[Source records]
________________________________________

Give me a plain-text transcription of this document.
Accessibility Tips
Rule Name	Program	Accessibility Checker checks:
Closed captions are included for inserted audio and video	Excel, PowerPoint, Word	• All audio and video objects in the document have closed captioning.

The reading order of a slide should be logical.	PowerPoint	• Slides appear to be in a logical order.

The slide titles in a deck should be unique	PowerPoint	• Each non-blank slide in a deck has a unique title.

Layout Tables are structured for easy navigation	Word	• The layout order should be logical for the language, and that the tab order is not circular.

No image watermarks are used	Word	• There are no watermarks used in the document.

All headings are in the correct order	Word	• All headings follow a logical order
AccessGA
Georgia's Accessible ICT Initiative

________________________________________

**Aim of the task**
Which lines contain "order"? Show each of them.

**Exercise answer**
The reading order of a slide should be logical.	PowerPoint	• Slides appear to be in a logical order.
Layout Tables are structured for easy navigation	Word	• The layout order should be logical for the language, and that the tab order is not circular.
All headings are in the correct order	Word	• All headings follow a logical order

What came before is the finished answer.